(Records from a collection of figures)
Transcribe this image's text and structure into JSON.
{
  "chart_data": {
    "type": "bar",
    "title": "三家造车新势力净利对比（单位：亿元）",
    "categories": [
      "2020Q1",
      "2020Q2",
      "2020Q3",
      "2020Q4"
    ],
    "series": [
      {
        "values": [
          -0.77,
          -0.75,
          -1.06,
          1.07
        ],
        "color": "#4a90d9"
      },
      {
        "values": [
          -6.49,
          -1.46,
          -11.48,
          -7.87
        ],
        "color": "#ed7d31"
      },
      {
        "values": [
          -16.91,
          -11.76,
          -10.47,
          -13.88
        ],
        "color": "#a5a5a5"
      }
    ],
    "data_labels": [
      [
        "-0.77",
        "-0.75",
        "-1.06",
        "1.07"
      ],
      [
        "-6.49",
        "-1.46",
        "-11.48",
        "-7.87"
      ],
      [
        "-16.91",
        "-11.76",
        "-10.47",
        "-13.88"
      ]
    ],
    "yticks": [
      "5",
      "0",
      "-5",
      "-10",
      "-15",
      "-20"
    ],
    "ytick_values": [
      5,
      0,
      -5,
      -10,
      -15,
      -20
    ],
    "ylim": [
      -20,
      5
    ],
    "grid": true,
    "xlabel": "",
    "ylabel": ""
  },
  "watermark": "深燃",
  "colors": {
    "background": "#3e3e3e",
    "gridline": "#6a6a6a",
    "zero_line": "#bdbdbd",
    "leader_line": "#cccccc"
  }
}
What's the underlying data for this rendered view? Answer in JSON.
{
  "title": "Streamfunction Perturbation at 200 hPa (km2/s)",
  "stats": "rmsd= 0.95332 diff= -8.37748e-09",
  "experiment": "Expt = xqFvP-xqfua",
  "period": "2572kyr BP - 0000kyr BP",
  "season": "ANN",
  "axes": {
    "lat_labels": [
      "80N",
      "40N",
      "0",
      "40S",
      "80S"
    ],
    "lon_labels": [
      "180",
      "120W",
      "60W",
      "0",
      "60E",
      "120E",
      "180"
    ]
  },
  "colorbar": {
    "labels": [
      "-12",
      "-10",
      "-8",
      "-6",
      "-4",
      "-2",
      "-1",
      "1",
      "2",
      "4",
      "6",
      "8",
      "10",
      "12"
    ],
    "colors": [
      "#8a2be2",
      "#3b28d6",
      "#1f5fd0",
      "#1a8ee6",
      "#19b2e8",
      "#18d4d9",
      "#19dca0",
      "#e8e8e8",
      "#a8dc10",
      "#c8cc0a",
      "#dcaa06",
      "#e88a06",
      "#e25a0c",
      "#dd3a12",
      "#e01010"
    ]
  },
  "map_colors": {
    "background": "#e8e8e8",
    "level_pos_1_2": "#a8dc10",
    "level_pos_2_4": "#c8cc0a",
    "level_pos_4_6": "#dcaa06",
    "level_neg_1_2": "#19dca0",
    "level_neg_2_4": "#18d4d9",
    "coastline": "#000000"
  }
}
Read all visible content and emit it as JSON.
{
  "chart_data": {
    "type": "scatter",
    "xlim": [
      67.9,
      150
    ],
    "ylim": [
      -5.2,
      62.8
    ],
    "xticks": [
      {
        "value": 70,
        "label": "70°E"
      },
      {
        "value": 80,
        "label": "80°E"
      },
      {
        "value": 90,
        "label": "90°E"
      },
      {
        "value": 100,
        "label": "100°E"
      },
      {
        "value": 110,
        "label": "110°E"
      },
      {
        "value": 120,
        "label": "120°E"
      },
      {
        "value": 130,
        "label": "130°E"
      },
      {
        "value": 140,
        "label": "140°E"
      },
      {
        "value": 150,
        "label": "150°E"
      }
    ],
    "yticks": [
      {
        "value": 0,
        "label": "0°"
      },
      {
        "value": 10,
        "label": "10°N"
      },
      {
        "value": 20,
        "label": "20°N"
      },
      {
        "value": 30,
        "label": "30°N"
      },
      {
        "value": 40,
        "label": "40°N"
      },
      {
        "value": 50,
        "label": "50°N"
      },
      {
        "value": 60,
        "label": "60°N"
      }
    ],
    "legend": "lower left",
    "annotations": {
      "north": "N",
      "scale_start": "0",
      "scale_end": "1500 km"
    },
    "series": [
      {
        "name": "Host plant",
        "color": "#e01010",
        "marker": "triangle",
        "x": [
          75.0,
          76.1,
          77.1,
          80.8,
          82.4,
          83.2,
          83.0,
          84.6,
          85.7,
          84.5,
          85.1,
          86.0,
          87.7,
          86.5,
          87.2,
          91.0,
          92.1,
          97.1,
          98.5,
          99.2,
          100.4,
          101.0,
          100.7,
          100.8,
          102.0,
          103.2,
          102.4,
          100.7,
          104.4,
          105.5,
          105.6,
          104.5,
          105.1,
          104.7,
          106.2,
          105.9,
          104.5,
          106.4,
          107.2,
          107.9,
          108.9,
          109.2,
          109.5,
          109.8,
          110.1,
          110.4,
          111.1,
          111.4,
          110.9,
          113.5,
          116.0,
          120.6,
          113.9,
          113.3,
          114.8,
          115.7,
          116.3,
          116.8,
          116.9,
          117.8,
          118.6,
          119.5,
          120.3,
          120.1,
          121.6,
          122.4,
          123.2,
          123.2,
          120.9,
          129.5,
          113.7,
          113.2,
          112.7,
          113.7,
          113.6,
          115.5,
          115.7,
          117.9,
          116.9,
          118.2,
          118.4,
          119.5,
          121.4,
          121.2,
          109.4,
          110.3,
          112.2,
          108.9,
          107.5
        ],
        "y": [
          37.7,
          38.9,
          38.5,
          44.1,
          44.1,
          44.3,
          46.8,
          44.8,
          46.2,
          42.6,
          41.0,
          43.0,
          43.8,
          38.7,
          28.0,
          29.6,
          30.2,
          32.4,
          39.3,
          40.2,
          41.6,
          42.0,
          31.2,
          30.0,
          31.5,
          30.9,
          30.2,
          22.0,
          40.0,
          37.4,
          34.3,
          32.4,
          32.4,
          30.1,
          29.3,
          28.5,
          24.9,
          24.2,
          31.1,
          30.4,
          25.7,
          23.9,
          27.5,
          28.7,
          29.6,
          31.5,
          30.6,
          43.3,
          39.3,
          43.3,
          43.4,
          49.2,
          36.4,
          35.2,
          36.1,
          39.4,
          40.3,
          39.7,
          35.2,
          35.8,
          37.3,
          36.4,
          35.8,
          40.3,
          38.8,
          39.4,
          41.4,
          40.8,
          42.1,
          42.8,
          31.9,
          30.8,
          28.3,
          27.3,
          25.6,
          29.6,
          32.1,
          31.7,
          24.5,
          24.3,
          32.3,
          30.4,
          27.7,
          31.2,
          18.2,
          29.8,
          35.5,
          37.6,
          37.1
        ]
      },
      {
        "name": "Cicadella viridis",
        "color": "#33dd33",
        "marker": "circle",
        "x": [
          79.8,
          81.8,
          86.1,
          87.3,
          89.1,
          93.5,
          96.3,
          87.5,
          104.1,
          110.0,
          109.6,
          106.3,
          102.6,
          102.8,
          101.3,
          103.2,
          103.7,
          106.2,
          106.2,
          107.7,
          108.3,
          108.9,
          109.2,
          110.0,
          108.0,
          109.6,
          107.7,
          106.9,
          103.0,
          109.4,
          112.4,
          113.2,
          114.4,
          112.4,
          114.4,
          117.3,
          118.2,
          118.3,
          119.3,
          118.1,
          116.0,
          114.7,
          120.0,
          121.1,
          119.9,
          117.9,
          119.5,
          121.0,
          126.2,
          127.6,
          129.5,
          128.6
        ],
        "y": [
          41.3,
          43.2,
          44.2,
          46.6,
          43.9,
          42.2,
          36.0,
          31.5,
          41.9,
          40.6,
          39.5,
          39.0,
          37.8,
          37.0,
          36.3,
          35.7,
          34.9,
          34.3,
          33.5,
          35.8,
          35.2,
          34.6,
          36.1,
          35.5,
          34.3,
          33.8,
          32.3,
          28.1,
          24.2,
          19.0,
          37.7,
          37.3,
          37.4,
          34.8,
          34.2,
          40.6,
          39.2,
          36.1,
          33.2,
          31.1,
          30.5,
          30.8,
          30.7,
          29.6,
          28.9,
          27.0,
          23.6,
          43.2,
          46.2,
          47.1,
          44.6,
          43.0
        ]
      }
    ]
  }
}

» **REQUIRED WORK**:
Of the lines above, how many contain the string "JSON"? Only the number is required.

» **RESULT OF THIS EXERCISE**:
3